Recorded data
--- Start ---

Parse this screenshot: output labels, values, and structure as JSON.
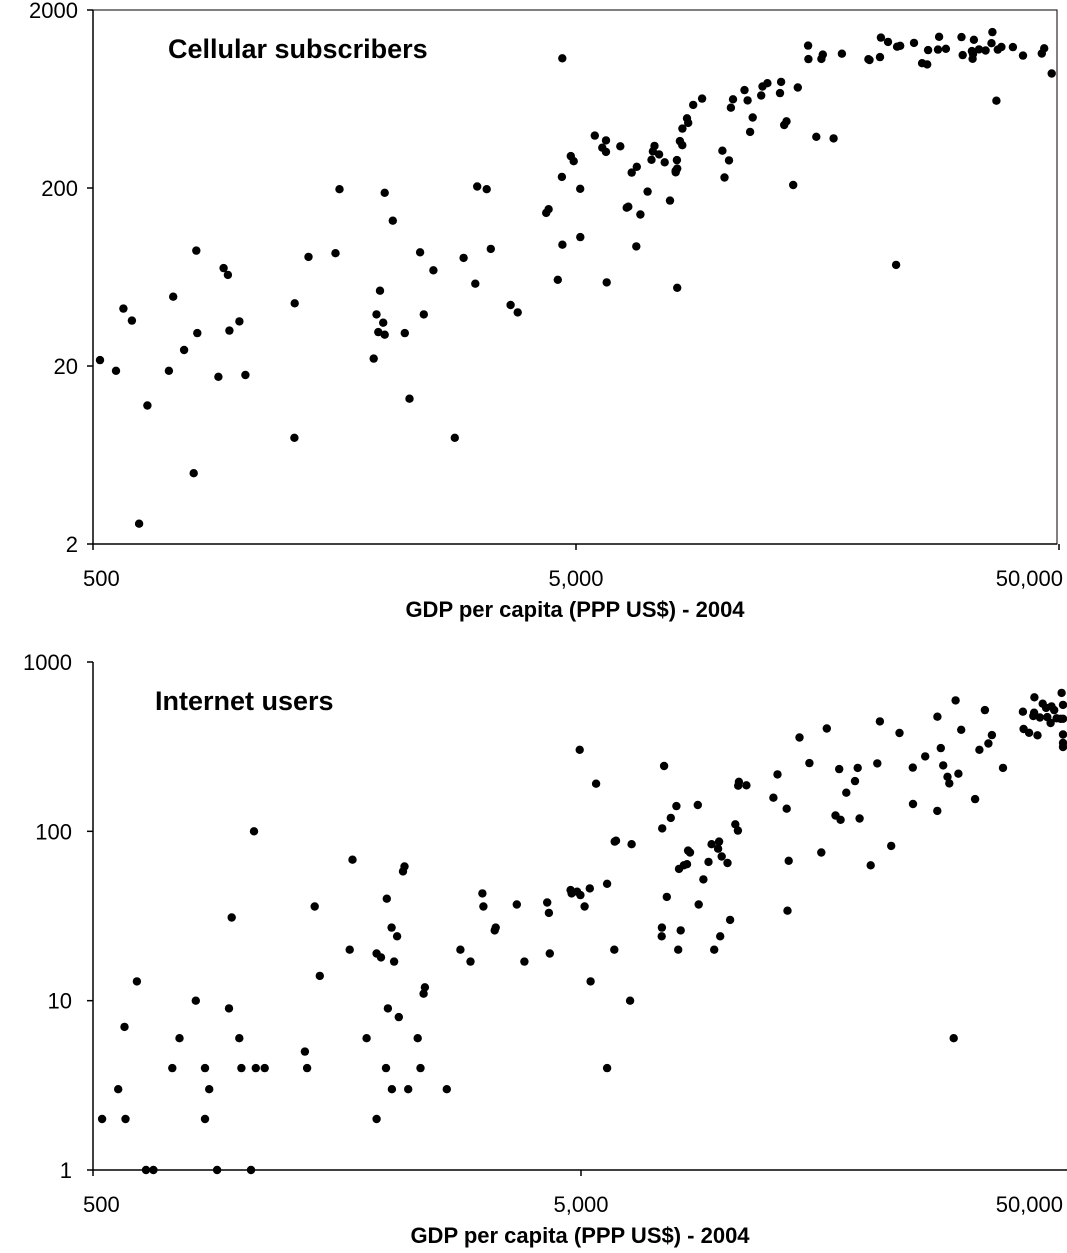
{
  "chart_data": [
    {
      "type": "scatter",
      "title": "Cellular subscribers",
      "xlabel": "GDP per capita (PPP US$) - 2004",
      "ylabel": "",
      "x_scale": "log",
      "y_scale": "log",
      "xlim": [
        500,
        50000
      ],
      "ylim": [
        2,
        2000
      ],
      "x_ticks": [
        500,
        5000,
        50000
      ],
      "x_tick_labels": [
        "500",
        "5,000",
        "50,000"
      ],
      "y_ticks": [
        2,
        20,
        200,
        2000
      ],
      "y_tick_labels": [
        "2",
        "20",
        "200",
        "2000"
      ],
      "grid": false,
      "points": [
        [
          517,
          21.6
        ],
        [
          558,
          18.8
        ],
        [
          578,
          42
        ],
        [
          602,
          36
        ],
        [
          623,
          2.6
        ],
        [
          648,
          12
        ],
        [
          718,
          18.8
        ],
        [
          733,
          49
        ],
        [
          772,
          24.6
        ],
        [
          808,
          5
        ],
        [
          818,
          89
        ],
        [
          822,
          30.6
        ],
        [
          909,
          17.4
        ],
        [
          932,
          71
        ],
        [
          951,
          65
        ],
        [
          958,
          31.6
        ],
        [
          1005,
          35.6
        ],
        [
          1034,
          17.8
        ],
        [
          1306,
          7.9
        ],
        [
          1308,
          45
        ],
        [
          1397,
          82
        ],
        [
          1589,
          86
        ],
        [
          1619,
          197
        ],
        [
          1906,
          22
        ],
        [
          1932,
          39
        ],
        [
          1948,
          31
        ],
        [
          1964,
          53
        ],
        [
          1994,
          35
        ],
        [
          2009,
          30
        ],
        [
          2009,
          188
        ],
        [
          2088,
          131
        ],
        [
          2211,
          30.6
        ],
        [
          2261,
          13.1
        ],
        [
          2378,
          87
        ],
        [
          2420,
          39
        ],
        [
          2533,
          69
        ],
        [
          2806,
          7.9
        ],
        [
          2926,
          81
        ],
        [
          3094,
          58
        ],
        [
          3122,
          204
        ],
        [
          3266,
          197
        ],
        [
          3331,
          91
        ],
        [
          3660,
          44
        ],
        [
          3786,
          40
        ],
        [
          4337,
          145
        ],
        [
          4388,
          152
        ],
        [
          4584,
          61
        ],
        [
          4684,
          1071
        ],
        [
          4674,
          231
        ],
        [
          4687,
          96
        ],
        [
          4877,
          302
        ],
        [
          4946,
          283
        ],
        [
          5100,
          198
        ],
        [
          5104,
          106
        ],
        [
          5468,
          394
        ],
        [
          5669,
          337
        ],
        [
          5768,
          319
        ],
        [
          5768,
          370
        ],
        [
          5788,
          59
        ],
        [
          6176,
          343
        ],
        [
          6368,
          155
        ],
        [
          6417,
          157
        ],
        [
          6520,
          244
        ],
        [
          6666,
          94
        ],
        [
          6682,
          263
        ],
        [
          6797,
          142
        ],
        [
          7034,
          191
        ],
        [
          7166,
          288
        ],
        [
          7213,
          321
        ],
        [
          7269,
          345
        ],
        [
          7431,
          309
        ],
        [
          7633,
          279
        ],
        [
          7828,
          170
        ],
        [
          8038,
          250
        ],
        [
          8043,
          245
        ],
        [
          8089,
          287
        ],
        [
          8100,
          55
        ],
        [
          8101,
          257
        ],
        [
          8206,
          367
        ],
        [
          8299,
          348
        ],
        [
          8304,
          431
        ],
        [
          8489,
          493
        ],
        [
          8538,
          464
        ],
        [
          8743,
          586
        ],
        [
          9121,
          636
        ],
        [
          10049,
          324
        ],
        [
          10151,
          229
        ],
        [
          10367,
          286
        ],
        [
          10463,
          565
        ],
        [
          10571,
          630
        ],
        [
          11164,
          710
        ],
        [
          11329,
          621
        ],
        [
          11467,
          413
        ],
        [
          11609,
          498
        ],
        [
          12092,
          662
        ],
        [
          12163,
          743
        ],
        [
          12454,
          776
        ],
        [
          13225,
          683
        ],
        [
          13294,
          789
        ],
        [
          13492,
          452
        ],
        [
          13639,
          474
        ],
        [
          14085,
          208
        ],
        [
          14394,
          734
        ],
        [
          15115,
          1262
        ],
        [
          15139,
          1060
        ],
        [
          15719,
          388
        ],
        [
          16111,
          1063
        ],
        [
          16213,
          1123
        ],
        [
          17074,
          380
        ],
        [
          17766,
          1137
        ],
        [
          20149,
          1058
        ],
        [
          20255,
          1048
        ],
        [
          21297,
          1088
        ],
        [
          21396,
          1400
        ],
        [
          22125,
          1324
        ],
        [
          23000,
          74
        ],
        [
          23106,
          1244
        ],
        [
          23453,
          1259
        ],
        [
          25052,
          1307
        ],
        [
          26032,
          1005
        ],
        [
          26680,
          989
        ],
        [
          26785,
          1190
        ],
        [
          28077,
          1198
        ],
        [
          28227,
          1414
        ],
        [
          29164,
          1211
        ],
        [
          31406,
          1408
        ],
        [
          31590,
          1116
        ],
        [
          33002,
          1176
        ],
        [
          33116,
          1064
        ],
        [
          33187,
          1131
        ],
        [
          33320,
          1361
        ],
        [
          34145,
          1202
        ],
        [
          35236,
          1184
        ],
        [
          36251,
          1301
        ],
        [
          36398,
          1502
        ],
        [
          37092,
          619
        ],
        [
          37349,
          1199
        ],
        [
          37986,
          1240
        ],
        [
          40133,
          1238
        ],
        [
          42117,
          1109
        ],
        [
          46063,
          1139
        ],
        [
          46595,
          1219
        ],
        [
          48279,
          880
        ]
      ]
    },
    {
      "type": "scatter",
      "title": "Internet users",
      "xlabel": "GDP per capita (PPP US$) - 2004",
      "ylabel": "",
      "x_scale": "log",
      "y_scale": "log",
      "xlim": [
        500,
        60000
      ],
      "ylim": [
        1,
        1000
      ],
      "x_ticks": [
        500,
        5000,
        50000
      ],
      "x_tick_labels": [
        "500",
        "5,000",
        "50,000"
      ],
      "y_ticks": [
        1,
        10,
        100,
        1000
      ],
      "y_tick_labels": [
        "1",
        "10",
        "100",
        "1000"
      ],
      "grid": false,
      "points": [
        [
          522,
          2
        ],
        [
          563,
          3
        ],
        [
          580,
          7
        ],
        [
          583,
          2
        ],
        [
          615,
          13
        ],
        [
          642,
          1
        ],
        [
          665,
          1
        ],
        [
          727,
          4
        ],
        [
          752,
          6
        ],
        [
          812,
          10
        ],
        [
          848,
          2
        ],
        [
          848,
          4
        ],
        [
          865,
          3
        ],
        [
          898,
          1
        ],
        [
          950,
          9
        ],
        [
          962,
          31
        ],
        [
          997,
          6
        ],
        [
          1007,
          4
        ],
        [
          1054,
          1
        ],
        [
          1069,
          100
        ],
        [
          1078,
          4
        ],
        [
          1124,
          4
        ],
        [
          1359,
          5
        ],
        [
          1373,
          4
        ],
        [
          1423,
          36
        ],
        [
          1458,
          14
        ],
        [
          1679,
          20
        ],
        [
          1701,
          68
        ],
        [
          1818,
          6
        ],
        [
          1906,
          2
        ],
        [
          1906,
          19
        ],
        [
          1946,
          18
        ],
        [
          1992,
          4
        ],
        [
          2000,
          40
        ],
        [
          2010,
          9
        ],
        [
          2049,
          3
        ],
        [
          2046,
          27
        ],
        [
          2070,
          17
        ],
        [
          2100,
          24
        ],
        [
          2116,
          8
        ],
        [
          2159,
          58
        ],
        [
          2174,
          62
        ],
        [
          2212,
          3
        ],
        [
          2314,
          6
        ],
        [
          2345,
          4
        ],
        [
          2379,
          11
        ],
        [
          2394,
          12
        ],
        [
          2654,
          3
        ],
        [
          2831,
          20
        ],
        [
          2969,
          17
        ],
        [
          3140,
          43
        ],
        [
          3155,
          36
        ],
        [
          3328,
          26
        ],
        [
          3343,
          27
        ],
        [
          3694,
          37
        ],
        [
          3828,
          17
        ],
        [
          4263,
          38
        ],
        [
          4297,
          33
        ],
        [
          4316,
          19
        ],
        [
          4761,
          45
        ],
        [
          4783,
          43
        ],
        [
          4908,
          44
        ],
        [
          4969,
          303
        ],
        [
          4987,
          42
        ],
        [
          5086,
          36
        ],
        [
          5213,
          46
        ],
        [
          5232,
          13
        ],
        [
          5369,
          191
        ],
        [
          5655,
          4
        ],
        [
          5655,
          49
        ],
        [
          5851,
          20
        ],
        [
          5899,
          88
        ],
        [
          5863,
          87
        ],
        [
          6303,
          10
        ],
        [
          6349,
          84
        ],
        [
          7316,
          24
        ],
        [
          7324,
          27
        ],
        [
          7335,
          104
        ],
        [
          7400,
          243
        ],
        [
          7497,
          41
        ],
        [
          7637,
          120
        ],
        [
          7844,
          141
        ],
        [
          7908,
          20
        ],
        [
          7941,
          60
        ],
        [
          8002,
          26
        ],
        [
          8121,
          63
        ],
        [
          8245,
          64
        ],
        [
          8287,
          77
        ],
        [
          8362,
          75
        ],
        [
          8675,
          143
        ],
        [
          8711,
          37
        ],
        [
          8909,
          52
        ],
        [
          9126,
          66
        ],
        [
          9261,
          84
        ],
        [
          9372,
          20
        ],
        [
          9548,
          79
        ],
        [
          9592,
          87
        ],
        [
          9645,
          24
        ],
        [
          9712,
          71
        ],
        [
          9981,
          65
        ],
        [
          10102,
          30
        ],
        [
          10355,
          110
        ],
        [
          10484,
          101
        ],
        [
          10499,
          186
        ],
        [
          10535,
          196
        ],
        [
          10913,
          187
        ],
        [
          12393,
          158
        ],
        [
          12639,
          217
        ],
        [
          13196,
          136
        ],
        [
          13249,
          34
        ],
        [
          13323,
          67
        ],
        [
          14022,
          358
        ],
        [
          14691,
          253
        ],
        [
          15536,
          75
        ],
        [
          15945,
          405
        ],
        [
          16618,
          124
        ],
        [
          16904,
          233
        ],
        [
          17016,
          117
        ],
        [
          17483,
          169
        ],
        [
          18217,
          198
        ],
        [
          18446,
          237
        ],
        [
          18617,
          119
        ],
        [
          19618,
          63
        ],
        [
          20237,
          252
        ],
        [
          20484,
          446
        ],
        [
          21608,
          82
        ],
        [
          22471,
          381
        ],
        [
          23924,
          238
        ],
        [
          23948,
          145
        ],
        [
          25373,
          277
        ],
        [
          26863,
          132
        ],
        [
          26868,
          475
        ],
        [
          27307,
          310
        ],
        [
          27623,
          245
        ],
        [
          28185,
          210
        ],
        [
          28430,
          192
        ],
        [
          29018,
          6
        ],
        [
          29276,
          593
        ],
        [
          29665,
          219
        ],
        [
          30072,
          398
        ],
        [
          32111,
          155
        ],
        [
          32762,
          303
        ],
        [
          33628,
          520
        ],
        [
          34188,
          330
        ],
        [
          34744,
          370
        ],
        [
          36622,
          237
        ],
        [
          40222,
          509
        ],
        [
          40360,
          402
        ],
        [
          41416,
          382
        ],
        [
          42241,
          480
        ],
        [
          42405,
          502
        ],
        [
          42467,
          619
        ],
        [
          43087,
          369
        ],
        [
          43577,
          470
        ],
        [
          44158,
          567
        ],
        [
          44885,
          536
        ],
        [
          45127,
          473
        ],
        [
          45837,
          436
        ],
        [
          46045,
          547
        ],
        [
          46621,
          520
        ],
        [
          47158,
          465
        ],
        [
          48064,
          462
        ],
        [
          48290,
          657
        ],
        [
          49004,
          462
        ],
        [
          53305,
          333
        ],
        [
          53972,
          315
        ],
        [
          55051,
          558
        ],
        [
          62012,
          373
        ]
      ]
    }
  ]
}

--- End ---

Job
Extract all lines containing the word "title".

The completed task
      "title": "Cellular subscribers",
      "title": "Internet users",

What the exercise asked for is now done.